═════ Material
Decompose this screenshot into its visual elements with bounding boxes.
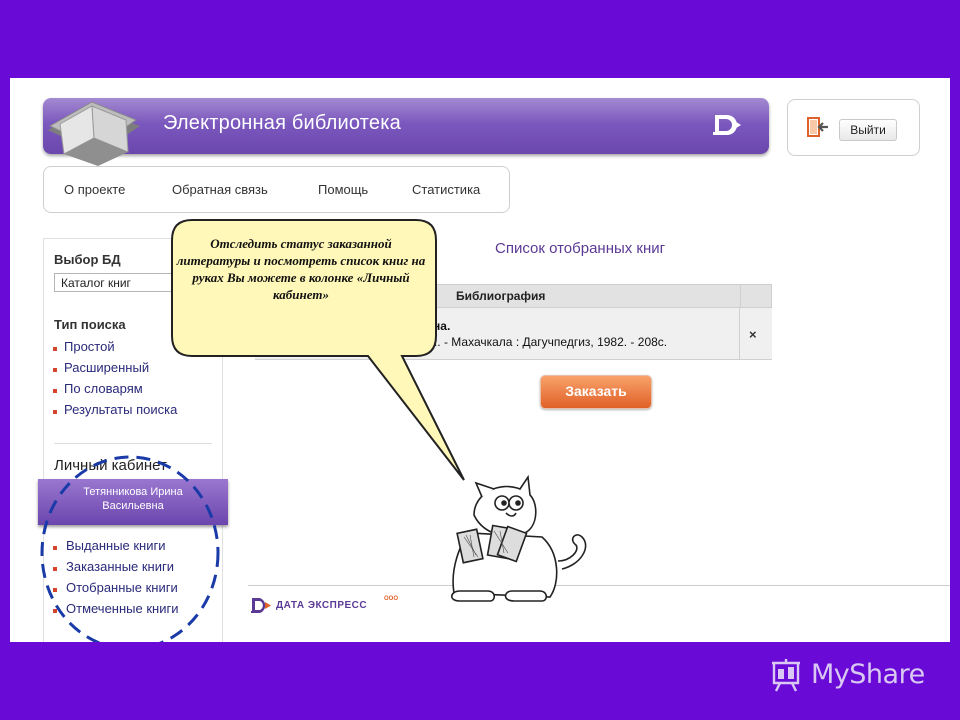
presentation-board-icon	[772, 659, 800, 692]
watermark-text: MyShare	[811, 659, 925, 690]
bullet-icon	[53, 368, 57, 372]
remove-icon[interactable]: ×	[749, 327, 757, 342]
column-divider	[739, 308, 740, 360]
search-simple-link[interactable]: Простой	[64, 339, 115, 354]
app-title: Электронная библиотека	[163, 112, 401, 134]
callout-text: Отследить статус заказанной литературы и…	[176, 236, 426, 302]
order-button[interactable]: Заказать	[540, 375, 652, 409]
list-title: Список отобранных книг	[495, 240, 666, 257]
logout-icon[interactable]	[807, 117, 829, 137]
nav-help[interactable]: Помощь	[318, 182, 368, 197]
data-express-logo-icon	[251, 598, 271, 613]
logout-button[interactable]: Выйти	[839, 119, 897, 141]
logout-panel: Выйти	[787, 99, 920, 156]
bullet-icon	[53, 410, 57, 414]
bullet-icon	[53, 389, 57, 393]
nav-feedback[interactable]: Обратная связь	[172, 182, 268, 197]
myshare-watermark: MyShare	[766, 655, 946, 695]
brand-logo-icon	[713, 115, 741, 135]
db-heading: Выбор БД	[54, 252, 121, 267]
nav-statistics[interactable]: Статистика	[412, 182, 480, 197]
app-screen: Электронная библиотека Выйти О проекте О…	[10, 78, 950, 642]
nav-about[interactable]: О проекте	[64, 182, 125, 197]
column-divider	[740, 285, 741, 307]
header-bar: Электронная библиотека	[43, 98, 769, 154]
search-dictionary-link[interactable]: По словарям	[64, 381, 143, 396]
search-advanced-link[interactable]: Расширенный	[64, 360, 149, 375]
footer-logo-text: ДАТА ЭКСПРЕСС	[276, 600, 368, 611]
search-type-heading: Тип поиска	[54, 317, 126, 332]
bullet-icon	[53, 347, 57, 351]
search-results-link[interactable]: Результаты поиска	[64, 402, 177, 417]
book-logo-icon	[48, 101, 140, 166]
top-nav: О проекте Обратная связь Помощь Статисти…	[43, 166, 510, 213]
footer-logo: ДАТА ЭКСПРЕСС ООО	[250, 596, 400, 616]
══════════
* Stated task *
Rewrite the entries above with "list-marker" substituted for every occurrence of "bullet-icon", leaving everything else unchanged. Omit the pictures from your answer.

* Response to this task *
Decompose this screenshot into its visual elements with bounding boxes.
presentation-board-icon	[772, 659, 800, 692]
watermark-text: MyShare	[811, 659, 925, 690]
list-marker	[53, 368, 57, 372]
remove-icon[interactable]: ×	[749, 327, 757, 342]
column-divider	[739, 308, 740, 360]
search-simple-link[interactable]: Простой	[64, 339, 115, 354]
app-title: Электронная библиотека	[163, 112, 401, 134]
callout-text: Отследить статус заказанной литературы и…	[176, 236, 426, 302]
order-button[interactable]: Заказать	[540, 375, 652, 409]
list-title: Список отобранных книг	[495, 240, 666, 257]
logout-icon[interactable]	[807, 117, 829, 137]
nav-help[interactable]: Помощь	[318, 182, 368, 197]
data-express-logo-icon	[251, 598, 271, 613]
logout-button[interactable]: Выйти	[839, 119, 897, 141]
logout-panel: Выйти	[787, 99, 920, 156]
list-marker	[53, 410, 57, 414]
list-marker	[53, 389, 57, 393]
nav-feedback[interactable]: Обратная связь	[172, 182, 268, 197]
myshare-watermark: MyShare	[766, 655, 946, 695]
brand-logo-icon	[713, 115, 741, 135]
db-heading: Выбор БД	[54, 252, 121, 267]
nav-statistics[interactable]: Статистика	[412, 182, 480, 197]
app-screen: Электронная библиотека Выйти О проекте О…	[10, 78, 950, 642]
nav-about[interactable]: О проекте	[64, 182, 125, 197]
column-divider	[740, 285, 741, 307]
header-bar: Электронная библиотека	[43, 98, 769, 154]
search-dictionary-link[interactable]: По словарям	[64, 381, 143, 396]
search-advanced-link[interactable]: Расширенный	[64, 360, 149, 375]
footer-logo-text: ДАТА ЭКСПРЕСС	[276, 600, 368, 611]
search-type-heading: Тип поиска	[54, 317, 126, 332]
list-marker	[53, 347, 57, 351]
search-results-link[interactable]: Результаты поиска	[64, 402, 177, 417]
book-logo-icon	[48, 101, 140, 166]
top-nav: О проекте Обратная связь Помощь Статисти…	[43, 166, 510, 213]
footer-logo: ДАТА ЭКСПРЕСС ООО	[250, 596, 400, 616]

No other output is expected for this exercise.